* START *

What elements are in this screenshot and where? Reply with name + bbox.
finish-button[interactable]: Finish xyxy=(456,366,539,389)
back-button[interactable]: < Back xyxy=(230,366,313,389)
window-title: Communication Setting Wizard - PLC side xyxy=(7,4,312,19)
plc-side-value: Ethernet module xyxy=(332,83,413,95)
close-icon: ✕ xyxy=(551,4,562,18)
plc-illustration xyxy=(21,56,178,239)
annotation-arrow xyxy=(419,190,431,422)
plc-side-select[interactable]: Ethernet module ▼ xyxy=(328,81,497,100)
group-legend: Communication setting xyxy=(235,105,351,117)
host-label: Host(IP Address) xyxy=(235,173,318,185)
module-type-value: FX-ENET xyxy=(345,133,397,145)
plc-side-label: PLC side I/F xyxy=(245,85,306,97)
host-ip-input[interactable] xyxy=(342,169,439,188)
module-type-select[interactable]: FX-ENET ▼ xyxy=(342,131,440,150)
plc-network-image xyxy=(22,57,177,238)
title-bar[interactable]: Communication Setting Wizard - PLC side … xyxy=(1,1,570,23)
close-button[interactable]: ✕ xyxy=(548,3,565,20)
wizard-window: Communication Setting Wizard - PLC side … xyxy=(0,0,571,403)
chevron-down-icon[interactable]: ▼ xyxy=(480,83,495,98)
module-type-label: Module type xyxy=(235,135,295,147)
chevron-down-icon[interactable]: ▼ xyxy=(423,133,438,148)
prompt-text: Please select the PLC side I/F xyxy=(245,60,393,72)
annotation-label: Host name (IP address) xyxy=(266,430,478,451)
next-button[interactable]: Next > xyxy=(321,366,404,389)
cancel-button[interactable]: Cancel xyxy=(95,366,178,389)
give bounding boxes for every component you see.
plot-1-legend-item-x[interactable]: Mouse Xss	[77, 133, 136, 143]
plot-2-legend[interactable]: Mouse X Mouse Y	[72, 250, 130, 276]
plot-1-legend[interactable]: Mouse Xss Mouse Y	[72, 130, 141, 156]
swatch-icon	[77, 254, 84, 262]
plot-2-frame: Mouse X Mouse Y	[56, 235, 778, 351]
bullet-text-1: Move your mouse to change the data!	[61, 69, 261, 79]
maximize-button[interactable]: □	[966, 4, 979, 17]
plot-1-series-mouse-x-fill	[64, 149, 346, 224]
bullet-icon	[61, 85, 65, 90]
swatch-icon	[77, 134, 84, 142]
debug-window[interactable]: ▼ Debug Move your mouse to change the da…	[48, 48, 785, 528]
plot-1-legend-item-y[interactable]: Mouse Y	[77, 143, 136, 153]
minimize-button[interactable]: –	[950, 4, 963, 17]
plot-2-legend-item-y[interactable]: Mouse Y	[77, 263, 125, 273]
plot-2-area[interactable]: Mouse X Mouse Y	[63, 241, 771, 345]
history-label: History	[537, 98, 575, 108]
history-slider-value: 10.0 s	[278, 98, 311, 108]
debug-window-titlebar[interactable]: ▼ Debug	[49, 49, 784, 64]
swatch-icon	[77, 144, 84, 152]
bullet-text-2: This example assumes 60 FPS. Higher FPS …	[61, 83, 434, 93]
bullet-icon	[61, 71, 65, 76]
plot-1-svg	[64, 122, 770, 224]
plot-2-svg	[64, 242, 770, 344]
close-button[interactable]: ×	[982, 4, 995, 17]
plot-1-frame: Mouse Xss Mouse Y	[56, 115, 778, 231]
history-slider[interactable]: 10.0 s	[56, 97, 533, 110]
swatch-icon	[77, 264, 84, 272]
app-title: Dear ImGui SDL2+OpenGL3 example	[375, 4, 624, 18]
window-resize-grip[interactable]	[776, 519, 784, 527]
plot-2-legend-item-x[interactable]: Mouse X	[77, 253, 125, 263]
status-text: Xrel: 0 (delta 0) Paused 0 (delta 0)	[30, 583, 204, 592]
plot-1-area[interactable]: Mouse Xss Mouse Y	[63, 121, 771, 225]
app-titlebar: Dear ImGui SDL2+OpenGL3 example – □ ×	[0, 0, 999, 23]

* END *

**Exercise task:**
Render every line of the rows above as a Markdown table with two columns, n and Line, leaving out blank lines.

**Task solution:**
| n | Line |
|---|---|
| 1 | What elements are in this screenshot and where? Reply with name + bbox. |
| 2 | finish-button[interactable]: Finish xyxy=(456,366,539,389) |
| 3 | back-button[interactable]: < Back xyxy=(230,366,313,389) |
| 4 | window-title: Communication Setting Wizard - PLC side xyxy=(7,4,312,19) |
| 5 | plc-side-value: Ethernet module xyxy=(332,83,413,95) |
| 6 | close-icon: ✕ xyxy=(551,4,562,18) |
| 7 | plc-illustration xyxy=(21,56,178,239) |
| 8 | annotation-arrow xyxy=(419,190,431,422) |
| 9 | plc-side-select[interactable]: Ethernet module ▼ xyxy=(328,81,497,100) |
| 10 | group-legend: Communication setting xyxy=(235,105,351,117) |
| 11 | host-label: Host(IP Address) xyxy=(235,173,318,185) |
| 12 | module-type-value: FX-ENET xyxy=(345,133,397,145) |
| 13 | plc-side-label: PLC side I/F xyxy=(245,85,306,97) |
| 14 | host-ip-input[interactable] xyxy=(342,169,439,188) |
| 15 | module-type-select[interactable]: FX-ENET ▼ xyxy=(342,131,440,150) |
| 16 | plc-network-image xyxy=(22,57,177,238) |
| 17 | title-bar[interactable]: Communication Setting Wizard - PLC side … xyxy=(1,1,570,23) |
| 18 | close-button[interactable]: ✕ xyxy=(548,3,565,20) |
| 19 | wizard-window: Communication Setting Wizard - PLC side … xyxy=(0,0,571,403) |
| 20 | chevron-down-icon[interactable]: ▼ xyxy=(480,83,495,98) |
| 21 | module-type-label: Module type xyxy=(235,135,295,147) |
| 22 | chevron-down-icon[interactable]: ▼ xyxy=(423,133,438,148) |
| 23 | prompt-text: Please select the PLC side I/F xyxy=(245,60,393,72) |
| 24 | annotation-label: Host name (IP address) xyxy=(266,430,478,451) |
| 25 | next-button[interactable]: Next > xyxy=(321,366,404,389) |
| 26 | cancel-button[interactable]: Cancel xyxy=(95,366,178,389) |
| 27 | give bounding boxes for every component you see. |
| 28 | plot-1-legend-item-x[interactable]: Mouse Xss	[77, 133, 136, 143] |
| 29 | plot-2-legend[interactable]: Mouse X Mouse Y	[72, 250, 130, 276] |
| 30 | plot-1-legend[interactable]: Mouse Xss Mouse Y	[72, 130, 141, 156] |
| 31 | swatch-icon	[77, 254, 84, 262] |
| 32 | plot-2-frame: Mouse X Mouse Y	[56, 235, 778, 351] |
| 33 | bullet-text-1: Move your mouse to change the data!	[61, 69, 261, 79] |
| 34 | maximize-button[interactable]: □	[966, 4, 979, 17] |
| 35 | plot-1-series-mouse-x-fill	[64, 149, 346, 224] |
| 36 | bullet-icon	[61, 85, 65, 90] |
| 37 | swatch-icon	[77, 134, 84, 142] |
| 38 | debug-window[interactable]: ▼ Debug Move your mouse to change the da…	[48, 48, 785, 528] |
| 39 | plot-1-legend-item-y[interactable]: Mouse Y	[77, 143, 136, 153] |
| 40 | minimize-button[interactable]: –	[950, 4, 963, 17] |
| 41 | plot-2-legend-item-y[interactable]: Mouse Y	[77, 263, 125, 273] |
| 42 | plot-2-area[interactable]: Mouse X Mouse Y	[63, 241, 771, 345] |
| 43 | history-label: History	[537, 98, 575, 108] |
| 44 | history-slider-value: 10.0 s	[278, 98, 311, 108] |
| 45 | debug-window-titlebar[interactable]: ▼ Debug	[49, 49, 784, 64] |
| 46 | swatch-icon	[77, 144, 84, 152] |
| 47 | bullet-text-2: This example assumes 60 FPS. Higher FPS …	[61, 83, 434, 93] |
| 48 | bullet-icon	[61, 71, 65, 76] |
| 49 | plot-1-svg	[64, 122, 770, 224] |
| 50 | plot-2-svg	[64, 242, 770, 344] |
| 51 | close-button[interactable]: ×	[982, 4, 995, 17] |
| 52 | plot-1-frame: Mouse Xss Mouse Y	[56, 115, 778, 231] |
| 53 | history-slider[interactable]: 10.0 s	[56, 97, 533, 110] |
| 54 | swatch-icon	[77, 264, 84, 272] |
| 55 | app-title: Dear ImGui SDL2+OpenGL3 example	[375, 4, 624, 18] |
| 56 | window-resize-grip[interactable]	[776, 519, 784, 527] |
| 57 | plot-2-legend-item-x[interactable]: Mouse X	[77, 253, 125, 263] |
| 58 | status-text: Xrel: 0 (delta 0) Paused 0 (delta 0)	[30, 583, 204, 592] |
| 59 | plot-1-area[interactable]: Mouse Xss Mouse Y	[63, 121, 771, 225] |
| 60 | app-titlebar: Dear ImGui SDL2+OpenGL3 example – □ ×	[0, 0, 999, 23] |